**What the task requires:** Work through the material below line by line and say how many lines include the word "document". Only the number, please.

START Given records

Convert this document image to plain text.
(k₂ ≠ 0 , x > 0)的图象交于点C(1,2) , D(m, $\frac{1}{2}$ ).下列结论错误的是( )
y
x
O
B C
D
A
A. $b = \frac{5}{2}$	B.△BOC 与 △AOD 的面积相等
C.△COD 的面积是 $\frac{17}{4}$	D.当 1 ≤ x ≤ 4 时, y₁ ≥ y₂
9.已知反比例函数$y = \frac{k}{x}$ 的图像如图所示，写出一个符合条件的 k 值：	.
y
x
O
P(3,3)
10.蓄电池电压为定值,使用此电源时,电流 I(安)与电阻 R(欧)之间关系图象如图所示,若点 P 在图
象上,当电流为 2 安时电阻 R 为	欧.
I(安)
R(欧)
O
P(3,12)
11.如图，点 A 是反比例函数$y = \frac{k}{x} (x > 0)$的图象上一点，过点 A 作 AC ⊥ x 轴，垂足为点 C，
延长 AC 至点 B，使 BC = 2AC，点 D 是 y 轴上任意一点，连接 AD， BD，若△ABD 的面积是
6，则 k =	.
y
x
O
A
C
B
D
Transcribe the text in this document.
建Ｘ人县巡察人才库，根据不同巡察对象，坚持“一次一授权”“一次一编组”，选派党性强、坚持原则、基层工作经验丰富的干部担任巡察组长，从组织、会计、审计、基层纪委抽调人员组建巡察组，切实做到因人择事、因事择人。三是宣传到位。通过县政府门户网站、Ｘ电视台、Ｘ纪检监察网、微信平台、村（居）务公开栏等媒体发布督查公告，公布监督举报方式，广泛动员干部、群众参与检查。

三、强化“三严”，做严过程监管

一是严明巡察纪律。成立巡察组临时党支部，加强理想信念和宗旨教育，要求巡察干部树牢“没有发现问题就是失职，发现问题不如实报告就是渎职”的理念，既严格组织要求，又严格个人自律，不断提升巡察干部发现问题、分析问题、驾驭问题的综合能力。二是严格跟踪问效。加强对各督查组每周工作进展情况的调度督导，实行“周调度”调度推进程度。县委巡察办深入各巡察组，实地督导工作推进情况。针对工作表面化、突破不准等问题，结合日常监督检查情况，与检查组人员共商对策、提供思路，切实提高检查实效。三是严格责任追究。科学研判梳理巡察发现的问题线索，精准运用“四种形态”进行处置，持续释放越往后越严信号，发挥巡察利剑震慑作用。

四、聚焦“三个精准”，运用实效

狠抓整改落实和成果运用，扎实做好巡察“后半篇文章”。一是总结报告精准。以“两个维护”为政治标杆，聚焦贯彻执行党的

END Given records

**Response to the exercise:** 2